▼

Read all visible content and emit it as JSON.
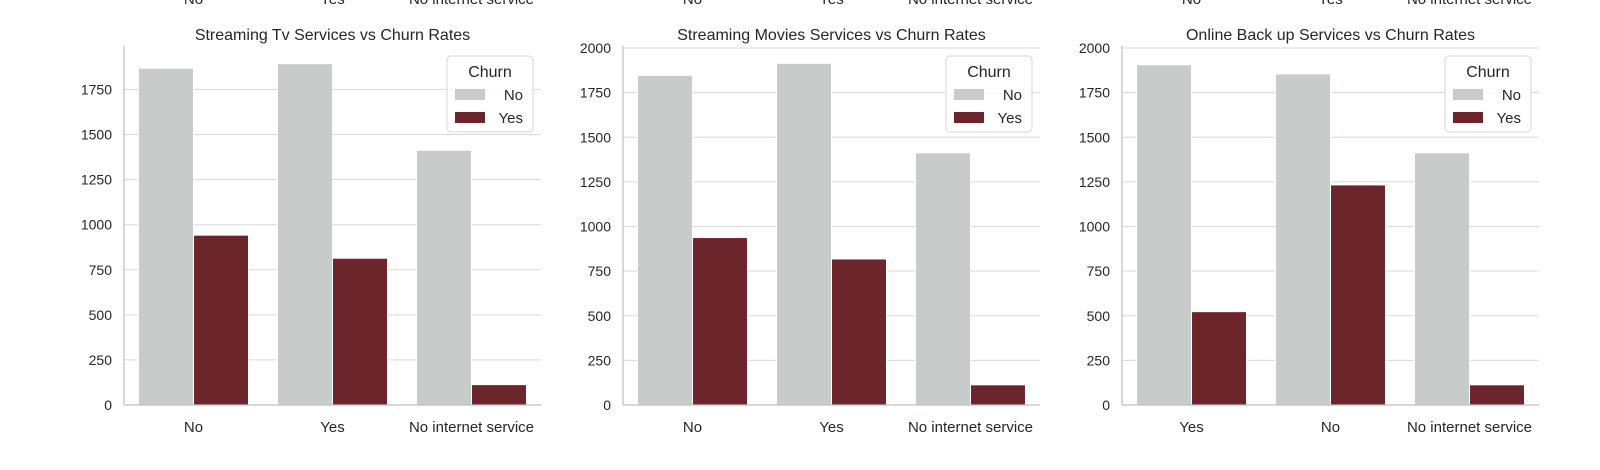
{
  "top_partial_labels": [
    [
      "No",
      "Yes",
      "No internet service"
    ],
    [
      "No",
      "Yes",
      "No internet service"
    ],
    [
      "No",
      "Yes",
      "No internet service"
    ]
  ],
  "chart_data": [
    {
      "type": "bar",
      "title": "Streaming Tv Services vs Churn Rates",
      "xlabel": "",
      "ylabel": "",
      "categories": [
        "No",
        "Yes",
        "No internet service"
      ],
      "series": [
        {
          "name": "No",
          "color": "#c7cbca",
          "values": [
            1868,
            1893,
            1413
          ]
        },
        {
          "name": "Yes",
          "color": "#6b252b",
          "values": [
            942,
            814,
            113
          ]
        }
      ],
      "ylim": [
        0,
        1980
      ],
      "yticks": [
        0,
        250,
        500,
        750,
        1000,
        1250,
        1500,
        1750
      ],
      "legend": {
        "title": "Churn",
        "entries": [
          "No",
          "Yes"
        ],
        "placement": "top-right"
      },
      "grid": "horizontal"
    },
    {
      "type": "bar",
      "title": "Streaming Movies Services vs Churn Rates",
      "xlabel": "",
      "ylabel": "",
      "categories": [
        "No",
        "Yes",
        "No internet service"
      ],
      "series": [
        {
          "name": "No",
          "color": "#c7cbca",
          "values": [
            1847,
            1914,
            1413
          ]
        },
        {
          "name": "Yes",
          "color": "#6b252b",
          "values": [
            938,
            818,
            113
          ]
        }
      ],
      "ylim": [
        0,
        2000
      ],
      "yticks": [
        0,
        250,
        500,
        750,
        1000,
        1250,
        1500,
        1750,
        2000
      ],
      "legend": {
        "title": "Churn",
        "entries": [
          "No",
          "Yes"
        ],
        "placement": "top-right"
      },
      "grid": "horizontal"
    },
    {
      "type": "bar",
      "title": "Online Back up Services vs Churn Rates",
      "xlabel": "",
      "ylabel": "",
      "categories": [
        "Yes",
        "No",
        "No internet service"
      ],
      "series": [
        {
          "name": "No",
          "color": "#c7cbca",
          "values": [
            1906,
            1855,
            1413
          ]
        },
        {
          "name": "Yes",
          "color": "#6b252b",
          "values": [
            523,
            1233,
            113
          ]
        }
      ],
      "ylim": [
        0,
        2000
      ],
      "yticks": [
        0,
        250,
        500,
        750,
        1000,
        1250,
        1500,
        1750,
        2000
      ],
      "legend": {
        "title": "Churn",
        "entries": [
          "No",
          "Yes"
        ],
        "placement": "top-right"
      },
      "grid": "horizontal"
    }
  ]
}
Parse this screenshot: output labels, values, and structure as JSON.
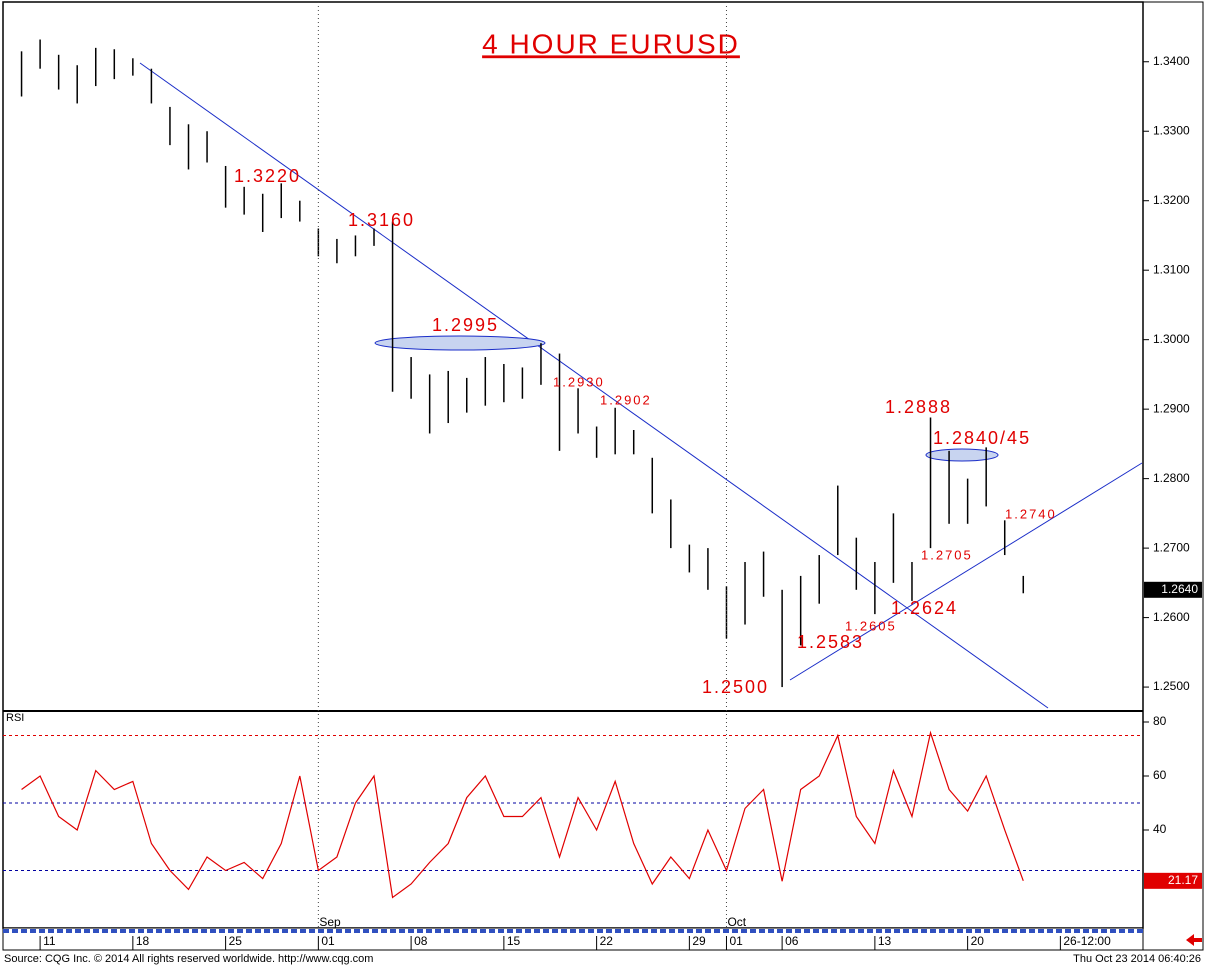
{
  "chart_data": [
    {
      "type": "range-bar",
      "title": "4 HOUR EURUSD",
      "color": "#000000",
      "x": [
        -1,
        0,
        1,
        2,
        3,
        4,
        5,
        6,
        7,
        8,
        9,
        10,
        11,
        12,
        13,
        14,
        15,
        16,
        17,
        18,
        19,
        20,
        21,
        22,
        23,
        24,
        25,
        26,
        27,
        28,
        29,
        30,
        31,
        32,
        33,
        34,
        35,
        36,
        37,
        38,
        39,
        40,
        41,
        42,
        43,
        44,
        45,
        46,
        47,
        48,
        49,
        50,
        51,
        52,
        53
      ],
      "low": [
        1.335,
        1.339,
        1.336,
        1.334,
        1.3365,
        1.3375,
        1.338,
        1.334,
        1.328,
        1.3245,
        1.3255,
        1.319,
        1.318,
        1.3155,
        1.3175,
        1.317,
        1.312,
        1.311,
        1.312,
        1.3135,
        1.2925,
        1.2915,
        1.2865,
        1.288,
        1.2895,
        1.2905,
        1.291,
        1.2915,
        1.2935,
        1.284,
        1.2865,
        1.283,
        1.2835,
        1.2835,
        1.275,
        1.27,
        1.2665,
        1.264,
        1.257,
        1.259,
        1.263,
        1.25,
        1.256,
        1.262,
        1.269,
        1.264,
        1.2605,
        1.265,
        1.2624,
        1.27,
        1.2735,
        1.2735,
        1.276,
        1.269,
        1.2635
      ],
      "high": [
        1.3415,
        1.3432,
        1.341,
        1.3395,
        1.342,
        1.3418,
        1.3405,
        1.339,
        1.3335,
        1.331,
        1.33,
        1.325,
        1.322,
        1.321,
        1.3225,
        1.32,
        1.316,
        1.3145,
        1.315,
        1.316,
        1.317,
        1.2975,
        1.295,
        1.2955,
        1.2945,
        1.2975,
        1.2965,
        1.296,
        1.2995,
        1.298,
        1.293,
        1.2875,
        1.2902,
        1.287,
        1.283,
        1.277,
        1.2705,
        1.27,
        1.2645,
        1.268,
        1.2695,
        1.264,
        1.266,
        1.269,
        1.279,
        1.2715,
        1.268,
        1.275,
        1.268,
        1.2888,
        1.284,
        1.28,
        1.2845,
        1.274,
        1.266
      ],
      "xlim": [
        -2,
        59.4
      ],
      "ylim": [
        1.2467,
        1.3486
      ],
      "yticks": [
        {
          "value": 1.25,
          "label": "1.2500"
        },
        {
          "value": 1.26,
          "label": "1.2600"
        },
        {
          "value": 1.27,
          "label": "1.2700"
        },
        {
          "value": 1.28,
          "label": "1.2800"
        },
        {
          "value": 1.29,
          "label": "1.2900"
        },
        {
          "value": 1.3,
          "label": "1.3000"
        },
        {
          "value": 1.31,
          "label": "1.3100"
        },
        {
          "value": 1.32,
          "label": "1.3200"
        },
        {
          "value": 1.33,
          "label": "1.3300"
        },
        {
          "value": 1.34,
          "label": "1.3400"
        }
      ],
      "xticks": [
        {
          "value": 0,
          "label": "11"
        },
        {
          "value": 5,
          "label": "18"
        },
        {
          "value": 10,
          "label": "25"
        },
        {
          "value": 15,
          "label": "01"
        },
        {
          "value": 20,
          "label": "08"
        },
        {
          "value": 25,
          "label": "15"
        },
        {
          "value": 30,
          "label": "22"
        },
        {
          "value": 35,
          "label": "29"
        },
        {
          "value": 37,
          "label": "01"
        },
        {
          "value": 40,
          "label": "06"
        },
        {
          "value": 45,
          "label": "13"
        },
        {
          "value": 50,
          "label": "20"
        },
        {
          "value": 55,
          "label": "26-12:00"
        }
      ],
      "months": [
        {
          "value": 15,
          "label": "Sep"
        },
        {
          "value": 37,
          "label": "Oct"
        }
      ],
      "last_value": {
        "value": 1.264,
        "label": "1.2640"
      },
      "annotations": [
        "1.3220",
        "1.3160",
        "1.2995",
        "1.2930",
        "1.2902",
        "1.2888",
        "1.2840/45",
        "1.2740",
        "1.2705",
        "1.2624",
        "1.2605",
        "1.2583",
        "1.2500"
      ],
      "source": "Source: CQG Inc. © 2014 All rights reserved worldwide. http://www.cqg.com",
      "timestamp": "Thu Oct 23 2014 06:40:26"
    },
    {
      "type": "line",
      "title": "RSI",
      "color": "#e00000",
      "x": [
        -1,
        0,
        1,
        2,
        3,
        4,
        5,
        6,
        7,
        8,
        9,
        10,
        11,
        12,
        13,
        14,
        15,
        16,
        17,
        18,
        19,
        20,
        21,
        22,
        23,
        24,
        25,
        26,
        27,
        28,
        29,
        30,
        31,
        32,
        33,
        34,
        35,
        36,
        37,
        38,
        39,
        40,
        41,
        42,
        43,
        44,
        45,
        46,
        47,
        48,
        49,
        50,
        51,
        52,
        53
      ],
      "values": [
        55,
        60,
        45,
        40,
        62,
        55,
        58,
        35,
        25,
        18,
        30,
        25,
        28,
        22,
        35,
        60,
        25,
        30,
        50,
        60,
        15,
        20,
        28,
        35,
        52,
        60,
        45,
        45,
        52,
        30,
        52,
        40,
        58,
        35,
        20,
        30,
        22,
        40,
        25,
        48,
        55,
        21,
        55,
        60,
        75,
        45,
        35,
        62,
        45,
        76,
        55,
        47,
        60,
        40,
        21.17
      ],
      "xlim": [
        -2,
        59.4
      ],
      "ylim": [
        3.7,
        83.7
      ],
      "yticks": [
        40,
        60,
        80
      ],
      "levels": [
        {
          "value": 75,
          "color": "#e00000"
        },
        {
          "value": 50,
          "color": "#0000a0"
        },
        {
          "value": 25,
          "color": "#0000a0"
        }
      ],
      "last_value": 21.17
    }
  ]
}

▲

→ **To do**
From the listing above, collect every line that mentions the word "Streaming".

→ **Problem solution**
      "title": "Streaming Tv Services vs Churn Rates",
      "title": "Streaming Movies Services vs Churn Rates",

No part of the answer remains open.